Arbeitsanweisung 1 = Übersetzen Sie den Satz „Heute endlich scheint wieder einmal die liebe Sonne.“ aus dem Lesetext ins Englische.
Arbeitsanweisung 2 = Womit möchte die Mutter laut dem Lesetext an der Nähmaschine fertig werden?

Lesetext =
====================

Dienstag, am 29. April 1941.

Mein liebes, treues Herz! Du mein lieber, liebster [Roland]! Herzallerliebster!

Du!! Heute endlich scheint wieder einmal die liebe Sonne. Wir haben uns richtig nach ihr gesehnt in diesen Tagen. Eben sind Mutter und ich fertig mit unserer Hausarbeit: wir waschen auch zusammen auf! Mutter sitzt jetzt an der Nähmaschine, sie will gerne fertig werden mit ihrer neuen Garderobe. Du!! Fein macht sie sich, solltest sie nur mal sehen! Vater schreibt [a]uch immer in seinen Briefen: „macht alles recht schön, damit ich paar Jahre Staat machen kann mit Mutter!“

Ach Du! Hast ja nun was angerichtet mit Deinem letzten Brief, in dem du sagst, daß deine Korrespondenz nun in einen geheimen und einen offenen Teil zerfallen soll, solange Mutter bei Euch uns ist! Das habe ich natürlich auch mit vorgelesen! Nun war sie aber wild! „So, wir sind also die neugierigen Ziegen?“ meinte Mutter, ach, wie haben wir doch gelacht! Und unsre Mutsch meinte: „nein, woran der alte Hubo auch alles denkt, damit seinem Frauchen ja nicht Unrecht geschieht!“ Es war alles im Spaße, natürlich!

Herzlieb! Und nun setzten sich die Mütter um mich, um den offenen Teil des Briefes zu vernehmen! Und Du hattest doch gerade sehr wenig Offenes geschrieben, mein Lieb! Nur für mich! Viel Süßes, Liebes, Heimliches! Du!! Aber ich war garnicht bange und ich erzählte drauf los, auch etwas, was Du mir schon vorher geschrieben hattest! Und ich las auch das vor, was für die Öffentlichkeit bestimmt war! Nun hatte ich wieder Ruhe!!

Na, Mutter wird Dir schon den Kopf waschen, warte nur!! Aber Du! Ich stehe zu Dir! Wir halten zusammen wie Pech und Schwefel! Uns können keine 1000 Teufel auseinanderbringen! Und wenn es arg wird, das mütterliche Gewitter! Du!! Ich helf' Dir! Mein Herzlieb! Ja Du! Seit dieser Woche schlafen wir 2 [Hilden] im Jungfernstübchen! Weil der Vater Tagesdienst hat und nachts sein Bett allein benutzen soll, um richtig auszuruhen.

====================

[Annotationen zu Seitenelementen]
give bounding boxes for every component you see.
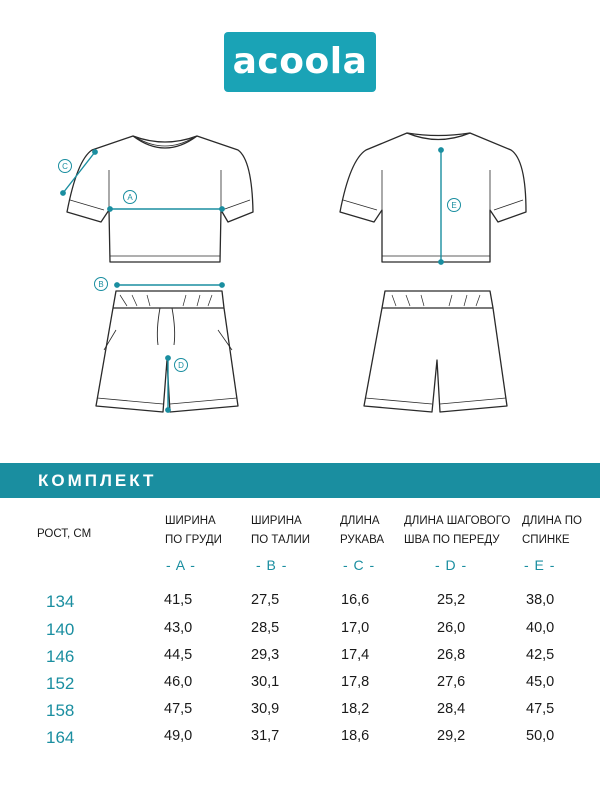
cell-chest: 43,0 [164, 620, 193, 636]
col-letter-b: - B - [256, 557, 288, 573]
table-row [0, 674, 600, 697]
row-height: 134 [46, 592, 75, 611]
cell-inseam: 27,6 [437, 674, 466, 690]
cell-back-length: 38,0 [526, 592, 555, 608]
size-header: РОСТ, СМ [37, 528, 92, 540]
row-height: 158 [46, 701, 75, 720]
cell-chest: 47,5 [164, 701, 193, 717]
cell-chest: 41,5 [164, 592, 193, 608]
marker-a [124, 191, 137, 204]
cell-back-length: 40,0 [526, 620, 555, 636]
marker-b [95, 278, 108, 291]
cell-sleeve: 17,4 [341, 647, 370, 663]
section-title: КОМПЛЕКТ [38, 471, 157, 490]
row-height: 164 [46, 728, 75, 747]
col-header-c: ДЛИНА РУКАВА [340, 515, 385, 546]
cell-sleeve: 18,2 [341, 701, 370, 717]
section-band [0, 463, 600, 498]
cell-waist: 29,3 [251, 647, 280, 663]
col-letter-d: - D - [435, 557, 468, 573]
cell-waist: 28,5 [251, 620, 280, 636]
cell-inseam: 25,2 [437, 592, 466, 608]
row-height: 140 [46, 620, 75, 639]
col-header-e: ДЛИНА ПО СПИНКЕ [522, 515, 582, 546]
row-height: 146 [46, 647, 75, 666]
cell-waist: 27,5 [251, 592, 280, 608]
cell-sleeve: 17,0 [341, 620, 370, 636]
measure-line-b [115, 283, 224, 287]
marker-d [175, 359, 188, 372]
col-header-a: ШИРИНА ПО ГРУДИ [165, 515, 222, 546]
cell-chest: 44,5 [164, 647, 193, 663]
col-letter-a: - A - [166, 557, 196, 573]
svg-text:D: D [178, 361, 184, 370]
cell-inseam: 26,8 [437, 647, 466, 663]
svg-text:C: C [62, 162, 68, 171]
cell-sleeve: 17,8 [341, 674, 370, 690]
cell-inseam: 26,0 [437, 620, 466, 636]
table-row [0, 620, 600, 643]
cell-chest: 49,0 [164, 728, 193, 744]
cell-inseam: 29,2 [437, 728, 466, 744]
cell-back-length: 42,5 [526, 647, 555, 663]
table-row [0, 647, 600, 670]
tshirt-back-drawing [340, 133, 526, 262]
marker-c [59, 160, 72, 173]
col-header-d: ДЛИНА ШАГОВОГО ШВА ПО ПЕРЕДУ [404, 515, 511, 546]
col-letter-c: - C - [343, 557, 376, 573]
cell-waist: 30,9 [251, 701, 280, 717]
shorts-front-drawing [96, 291, 238, 412]
svg-text:A: A [127, 193, 133, 202]
col-letter-e: - E - [524, 557, 556, 573]
table-row [0, 592, 600, 615]
svg-text:B: B [98, 280, 104, 289]
tshirt-front-drawing [67, 136, 253, 262]
cell-waist: 31,7 [251, 728, 280, 744]
cell-back-length: 47,5 [526, 701, 555, 717]
col-header-b: ШИРИНА ПО ТАЛИИ [251, 515, 311, 546]
shorts-back-drawing [364, 291, 507, 412]
cell-back-length: 45,0 [526, 674, 555, 690]
cell-sleeve: 18,6 [341, 728, 370, 744]
cell-waist: 30,1 [251, 674, 280, 690]
svg-text:E: E [451, 201, 457, 210]
cell-inseam: 28,4 [437, 701, 466, 717]
brand-logo-text: acoola [232, 41, 368, 82]
marker-e [448, 199, 461, 212]
cell-back-length: 50,0 [526, 728, 555, 744]
row-height: 152 [46, 674, 75, 693]
cell-sleeve: 16,6 [341, 592, 370, 608]
table-row [0, 701, 600, 724]
table-row [0, 728, 600, 751]
cell-chest: 46,0 [164, 674, 193, 690]
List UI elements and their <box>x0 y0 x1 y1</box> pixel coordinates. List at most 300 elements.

====================

Vollständige Antwort 1 = Today, at last, the dear sun is shining once again.

Vollständige Antwort 2 = Mit ihrer neuen Garderobe.